* _PROVIDED MATERIAL_
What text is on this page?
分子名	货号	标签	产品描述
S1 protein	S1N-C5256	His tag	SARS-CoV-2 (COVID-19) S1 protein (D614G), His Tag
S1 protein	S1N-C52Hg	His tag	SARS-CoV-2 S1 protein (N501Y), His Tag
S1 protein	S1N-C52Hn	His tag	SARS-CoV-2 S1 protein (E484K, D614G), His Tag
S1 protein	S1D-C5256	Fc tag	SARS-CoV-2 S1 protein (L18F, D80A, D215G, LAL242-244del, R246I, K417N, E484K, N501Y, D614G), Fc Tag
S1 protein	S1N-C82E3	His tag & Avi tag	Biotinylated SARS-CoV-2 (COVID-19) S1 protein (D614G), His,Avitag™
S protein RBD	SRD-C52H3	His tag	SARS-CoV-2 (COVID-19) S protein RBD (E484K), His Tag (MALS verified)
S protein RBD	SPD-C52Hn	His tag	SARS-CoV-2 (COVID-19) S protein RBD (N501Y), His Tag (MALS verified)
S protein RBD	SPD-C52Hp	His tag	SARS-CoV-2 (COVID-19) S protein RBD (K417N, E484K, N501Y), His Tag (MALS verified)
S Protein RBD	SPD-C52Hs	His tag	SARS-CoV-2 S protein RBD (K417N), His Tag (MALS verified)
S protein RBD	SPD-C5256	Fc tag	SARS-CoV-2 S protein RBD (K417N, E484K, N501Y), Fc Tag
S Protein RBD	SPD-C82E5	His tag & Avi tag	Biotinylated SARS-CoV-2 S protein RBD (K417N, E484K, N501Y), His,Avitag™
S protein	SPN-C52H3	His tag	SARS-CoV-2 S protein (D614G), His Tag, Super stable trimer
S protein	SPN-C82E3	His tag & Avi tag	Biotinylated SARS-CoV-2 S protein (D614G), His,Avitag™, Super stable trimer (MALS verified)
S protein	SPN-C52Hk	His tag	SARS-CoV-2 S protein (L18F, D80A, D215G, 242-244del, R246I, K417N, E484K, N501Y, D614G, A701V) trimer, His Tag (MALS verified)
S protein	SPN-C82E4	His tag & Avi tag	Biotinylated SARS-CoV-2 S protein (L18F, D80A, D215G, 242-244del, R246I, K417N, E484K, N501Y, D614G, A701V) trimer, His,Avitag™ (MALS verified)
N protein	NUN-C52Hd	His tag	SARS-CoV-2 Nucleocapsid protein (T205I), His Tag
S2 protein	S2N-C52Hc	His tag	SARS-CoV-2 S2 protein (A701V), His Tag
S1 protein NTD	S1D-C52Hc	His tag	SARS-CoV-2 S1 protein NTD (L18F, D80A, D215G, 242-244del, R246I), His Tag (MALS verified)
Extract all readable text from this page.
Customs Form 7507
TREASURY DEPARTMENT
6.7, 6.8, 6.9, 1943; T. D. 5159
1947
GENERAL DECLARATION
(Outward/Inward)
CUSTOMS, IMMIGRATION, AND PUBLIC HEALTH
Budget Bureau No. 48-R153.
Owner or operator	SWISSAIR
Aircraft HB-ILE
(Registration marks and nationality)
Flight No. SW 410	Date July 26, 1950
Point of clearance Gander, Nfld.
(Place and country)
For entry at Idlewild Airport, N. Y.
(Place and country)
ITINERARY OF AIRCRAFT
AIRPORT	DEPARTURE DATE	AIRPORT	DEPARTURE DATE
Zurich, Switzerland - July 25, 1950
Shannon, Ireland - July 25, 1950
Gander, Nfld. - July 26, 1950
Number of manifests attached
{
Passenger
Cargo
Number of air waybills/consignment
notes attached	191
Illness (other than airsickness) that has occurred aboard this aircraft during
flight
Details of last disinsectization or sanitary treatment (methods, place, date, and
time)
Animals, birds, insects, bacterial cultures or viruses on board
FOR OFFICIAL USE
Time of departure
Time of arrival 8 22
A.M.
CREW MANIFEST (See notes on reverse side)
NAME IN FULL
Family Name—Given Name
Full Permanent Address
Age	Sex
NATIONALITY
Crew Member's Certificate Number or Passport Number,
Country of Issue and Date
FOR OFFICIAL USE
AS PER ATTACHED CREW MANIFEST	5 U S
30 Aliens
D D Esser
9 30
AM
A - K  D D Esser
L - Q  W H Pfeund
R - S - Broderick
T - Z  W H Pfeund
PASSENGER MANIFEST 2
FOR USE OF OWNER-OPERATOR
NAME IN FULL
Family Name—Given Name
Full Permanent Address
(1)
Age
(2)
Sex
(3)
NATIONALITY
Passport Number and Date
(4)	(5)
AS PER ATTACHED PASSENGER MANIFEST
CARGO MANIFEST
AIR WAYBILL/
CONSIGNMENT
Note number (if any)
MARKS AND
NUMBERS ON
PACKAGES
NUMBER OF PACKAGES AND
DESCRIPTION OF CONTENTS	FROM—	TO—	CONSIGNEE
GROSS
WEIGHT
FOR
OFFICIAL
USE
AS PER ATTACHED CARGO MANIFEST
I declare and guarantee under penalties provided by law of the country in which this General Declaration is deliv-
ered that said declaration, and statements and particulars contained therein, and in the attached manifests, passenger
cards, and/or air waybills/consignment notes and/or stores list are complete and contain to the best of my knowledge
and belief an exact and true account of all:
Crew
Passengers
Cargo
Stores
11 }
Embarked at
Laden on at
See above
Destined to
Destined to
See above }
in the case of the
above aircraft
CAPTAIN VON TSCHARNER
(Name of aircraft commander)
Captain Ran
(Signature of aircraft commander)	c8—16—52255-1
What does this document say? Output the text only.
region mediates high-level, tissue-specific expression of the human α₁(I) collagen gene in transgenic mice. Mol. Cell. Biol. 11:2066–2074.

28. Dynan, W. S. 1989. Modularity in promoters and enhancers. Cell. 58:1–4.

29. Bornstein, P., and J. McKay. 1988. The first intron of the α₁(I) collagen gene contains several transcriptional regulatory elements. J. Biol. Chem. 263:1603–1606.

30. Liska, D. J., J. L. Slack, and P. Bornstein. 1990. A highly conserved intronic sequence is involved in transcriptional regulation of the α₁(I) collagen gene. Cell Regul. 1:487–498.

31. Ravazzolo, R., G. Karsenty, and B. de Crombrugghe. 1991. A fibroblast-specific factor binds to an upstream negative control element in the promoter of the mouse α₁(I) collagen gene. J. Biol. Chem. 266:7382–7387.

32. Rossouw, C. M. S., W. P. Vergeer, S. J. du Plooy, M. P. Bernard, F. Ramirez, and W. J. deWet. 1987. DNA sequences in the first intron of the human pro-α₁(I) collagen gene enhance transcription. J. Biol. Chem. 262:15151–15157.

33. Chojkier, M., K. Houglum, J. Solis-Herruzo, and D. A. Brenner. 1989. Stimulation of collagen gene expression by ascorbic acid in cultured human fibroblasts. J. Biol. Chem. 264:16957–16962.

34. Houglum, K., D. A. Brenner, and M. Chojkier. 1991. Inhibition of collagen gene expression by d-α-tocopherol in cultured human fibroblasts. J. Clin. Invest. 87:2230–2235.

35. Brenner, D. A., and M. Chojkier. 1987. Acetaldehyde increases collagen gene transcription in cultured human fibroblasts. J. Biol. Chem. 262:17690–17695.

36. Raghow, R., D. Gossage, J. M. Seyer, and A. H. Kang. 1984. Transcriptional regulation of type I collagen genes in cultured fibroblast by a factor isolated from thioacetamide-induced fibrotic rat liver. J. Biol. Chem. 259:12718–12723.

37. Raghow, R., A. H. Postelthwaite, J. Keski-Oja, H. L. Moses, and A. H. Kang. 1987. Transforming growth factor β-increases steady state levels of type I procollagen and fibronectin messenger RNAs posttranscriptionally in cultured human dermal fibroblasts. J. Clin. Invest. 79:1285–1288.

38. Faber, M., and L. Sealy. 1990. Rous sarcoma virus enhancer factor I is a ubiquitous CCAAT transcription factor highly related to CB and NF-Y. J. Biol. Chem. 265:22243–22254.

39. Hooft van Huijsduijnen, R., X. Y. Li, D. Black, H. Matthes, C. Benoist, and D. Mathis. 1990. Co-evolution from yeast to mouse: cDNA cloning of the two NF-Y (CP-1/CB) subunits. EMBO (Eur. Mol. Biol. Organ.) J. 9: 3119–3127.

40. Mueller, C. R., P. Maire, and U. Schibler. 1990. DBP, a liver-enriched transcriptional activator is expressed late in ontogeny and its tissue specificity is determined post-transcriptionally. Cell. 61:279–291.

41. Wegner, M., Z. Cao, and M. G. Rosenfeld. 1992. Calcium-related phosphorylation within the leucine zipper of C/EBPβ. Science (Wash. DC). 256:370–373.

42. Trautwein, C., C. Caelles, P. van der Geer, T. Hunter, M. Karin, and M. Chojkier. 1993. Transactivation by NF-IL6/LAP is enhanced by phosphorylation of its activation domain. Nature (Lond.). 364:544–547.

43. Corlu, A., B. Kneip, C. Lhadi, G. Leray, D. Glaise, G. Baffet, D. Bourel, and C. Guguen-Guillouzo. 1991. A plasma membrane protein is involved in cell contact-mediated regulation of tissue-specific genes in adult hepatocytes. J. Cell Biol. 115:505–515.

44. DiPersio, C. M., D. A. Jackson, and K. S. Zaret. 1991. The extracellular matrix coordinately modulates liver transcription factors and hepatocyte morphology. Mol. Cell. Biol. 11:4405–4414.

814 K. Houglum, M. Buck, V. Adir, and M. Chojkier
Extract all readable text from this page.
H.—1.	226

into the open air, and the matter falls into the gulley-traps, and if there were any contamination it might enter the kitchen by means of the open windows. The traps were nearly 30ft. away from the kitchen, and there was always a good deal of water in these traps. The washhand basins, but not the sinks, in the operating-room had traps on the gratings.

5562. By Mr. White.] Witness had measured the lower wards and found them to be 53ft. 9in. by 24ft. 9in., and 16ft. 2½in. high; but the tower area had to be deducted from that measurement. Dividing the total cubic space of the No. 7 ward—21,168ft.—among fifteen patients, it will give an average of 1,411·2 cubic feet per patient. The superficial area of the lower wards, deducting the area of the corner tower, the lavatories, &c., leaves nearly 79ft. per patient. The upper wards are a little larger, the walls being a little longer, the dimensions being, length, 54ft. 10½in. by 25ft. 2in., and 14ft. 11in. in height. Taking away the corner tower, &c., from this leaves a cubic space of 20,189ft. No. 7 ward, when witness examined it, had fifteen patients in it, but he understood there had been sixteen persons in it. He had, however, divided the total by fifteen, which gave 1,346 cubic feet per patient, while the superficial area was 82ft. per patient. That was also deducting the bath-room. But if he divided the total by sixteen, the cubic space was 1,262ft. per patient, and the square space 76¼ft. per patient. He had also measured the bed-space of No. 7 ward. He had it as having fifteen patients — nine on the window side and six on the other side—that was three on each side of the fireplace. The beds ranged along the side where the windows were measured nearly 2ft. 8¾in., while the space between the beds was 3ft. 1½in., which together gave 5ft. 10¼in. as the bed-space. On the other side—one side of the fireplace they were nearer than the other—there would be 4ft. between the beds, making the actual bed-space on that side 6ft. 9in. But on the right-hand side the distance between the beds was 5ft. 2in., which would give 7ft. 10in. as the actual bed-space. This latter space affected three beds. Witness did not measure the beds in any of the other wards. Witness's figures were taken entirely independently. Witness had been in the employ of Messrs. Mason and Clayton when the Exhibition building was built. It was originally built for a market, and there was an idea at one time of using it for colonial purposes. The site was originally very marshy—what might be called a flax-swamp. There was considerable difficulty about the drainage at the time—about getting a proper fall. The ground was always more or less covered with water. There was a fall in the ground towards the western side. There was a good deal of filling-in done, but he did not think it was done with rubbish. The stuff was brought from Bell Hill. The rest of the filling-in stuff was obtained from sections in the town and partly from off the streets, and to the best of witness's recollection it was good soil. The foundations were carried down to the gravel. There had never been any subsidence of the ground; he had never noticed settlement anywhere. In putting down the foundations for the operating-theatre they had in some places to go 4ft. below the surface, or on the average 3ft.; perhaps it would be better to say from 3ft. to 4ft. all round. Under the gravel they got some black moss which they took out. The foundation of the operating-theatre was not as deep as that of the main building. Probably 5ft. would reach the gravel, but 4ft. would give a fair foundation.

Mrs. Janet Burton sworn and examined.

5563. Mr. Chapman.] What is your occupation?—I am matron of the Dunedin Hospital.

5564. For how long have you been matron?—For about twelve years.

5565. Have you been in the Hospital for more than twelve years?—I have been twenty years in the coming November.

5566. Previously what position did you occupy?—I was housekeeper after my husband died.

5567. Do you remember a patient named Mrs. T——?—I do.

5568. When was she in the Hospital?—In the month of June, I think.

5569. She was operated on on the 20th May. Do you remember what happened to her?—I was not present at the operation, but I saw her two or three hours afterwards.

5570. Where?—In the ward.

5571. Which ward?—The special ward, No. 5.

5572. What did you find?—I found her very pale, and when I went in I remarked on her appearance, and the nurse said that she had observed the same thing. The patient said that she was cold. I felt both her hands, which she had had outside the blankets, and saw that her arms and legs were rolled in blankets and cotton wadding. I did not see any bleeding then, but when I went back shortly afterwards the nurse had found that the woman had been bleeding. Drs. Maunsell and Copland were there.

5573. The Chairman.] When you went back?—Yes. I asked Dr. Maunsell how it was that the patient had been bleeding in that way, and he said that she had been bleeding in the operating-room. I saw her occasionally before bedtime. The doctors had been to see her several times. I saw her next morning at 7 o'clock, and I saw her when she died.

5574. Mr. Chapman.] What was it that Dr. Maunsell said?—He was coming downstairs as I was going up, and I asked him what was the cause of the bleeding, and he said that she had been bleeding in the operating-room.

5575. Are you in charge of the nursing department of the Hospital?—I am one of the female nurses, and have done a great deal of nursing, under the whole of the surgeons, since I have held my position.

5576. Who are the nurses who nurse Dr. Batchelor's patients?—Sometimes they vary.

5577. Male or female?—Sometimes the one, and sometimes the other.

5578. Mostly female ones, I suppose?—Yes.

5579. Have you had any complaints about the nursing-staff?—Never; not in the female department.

* _EXERCISE AIM_
Filter the records above for lines with "nurses".

* _RESPONSE TO THE TASK_
5575. Are you in charge of the nursing department of the Hospital?—I am one of the female nurses, and have done a great deal of nursing, under the whole of the surgeons, since I have held my position.
5576. Who are the nurses who nurse Dr. Batchelor's patients?—Sometimes they vary.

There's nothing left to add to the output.